# Required task
Provide an exact reproduction of every entry.

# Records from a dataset

>> start

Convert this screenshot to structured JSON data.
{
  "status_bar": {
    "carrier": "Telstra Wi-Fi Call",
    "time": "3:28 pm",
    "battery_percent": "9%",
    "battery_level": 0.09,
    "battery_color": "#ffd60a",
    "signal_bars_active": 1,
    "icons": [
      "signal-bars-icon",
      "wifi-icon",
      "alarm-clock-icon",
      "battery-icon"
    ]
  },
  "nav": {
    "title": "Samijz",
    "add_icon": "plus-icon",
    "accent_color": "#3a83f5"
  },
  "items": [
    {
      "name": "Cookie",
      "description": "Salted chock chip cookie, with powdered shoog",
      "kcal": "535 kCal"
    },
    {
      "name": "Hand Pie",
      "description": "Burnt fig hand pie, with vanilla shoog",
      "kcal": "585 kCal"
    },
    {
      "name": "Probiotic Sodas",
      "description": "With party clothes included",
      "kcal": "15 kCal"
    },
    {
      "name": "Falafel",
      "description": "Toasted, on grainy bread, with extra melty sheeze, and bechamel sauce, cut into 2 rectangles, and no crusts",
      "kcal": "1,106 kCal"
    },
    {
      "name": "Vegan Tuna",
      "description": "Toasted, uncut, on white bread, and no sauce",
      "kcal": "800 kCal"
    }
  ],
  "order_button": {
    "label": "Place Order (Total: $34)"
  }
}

>> end

# Result of this exercise
Convert this screenshot to structured JSON data.
{
  "status_bar": {
    "carrier": "Telstra Wi-Fi Call",
    "time": "3:28 pm",
    "battery_percent": "9%",
    "battery_level": 0.09,
    "battery_color": "#ffd60a",
    "signal_bars_active": 1,
    "icons": [
      "signal-bars-icon",
      "wifi-icon",
      "alarm-clock-icon",
      "battery-icon"
    ]
  },
  "nav": {
    "title": "Samijz",
    "add_icon": "plus-icon",
    "accent_color": "#3a83f5"
  },
  "items": [
    {
      "name": "Cookie",
      "description": "Salted chock chip cookie, with powdered shoog",
      "kcal": "535 kCal"
    },
    {
      "name": "Hand Pie",
      "description": "Burnt fig hand pie, with vanilla shoog",
      "kcal": "585 kCal"
    },
    {
      "name": "Probiotic Sodas",
      "description": "With party clothes included",
      "kcal": "15 kCal"
    },
    {
      "name": "Falafel",
      "description": "Toasted, on grainy bread, with extra melty sheeze, and bechamel sauce, cut into 2 rectangles, and no crusts",
      "kcal": "1,106 kCal"
    },
    {
      "name": "Vegan Tuna",
      "description": "Toasted, uncut, on white bread, and no sauce",
      "kcal": "800 kCal"
    }
  ],
  "order_button": {
    "label": "Place Order (Total: $34)"
  }
}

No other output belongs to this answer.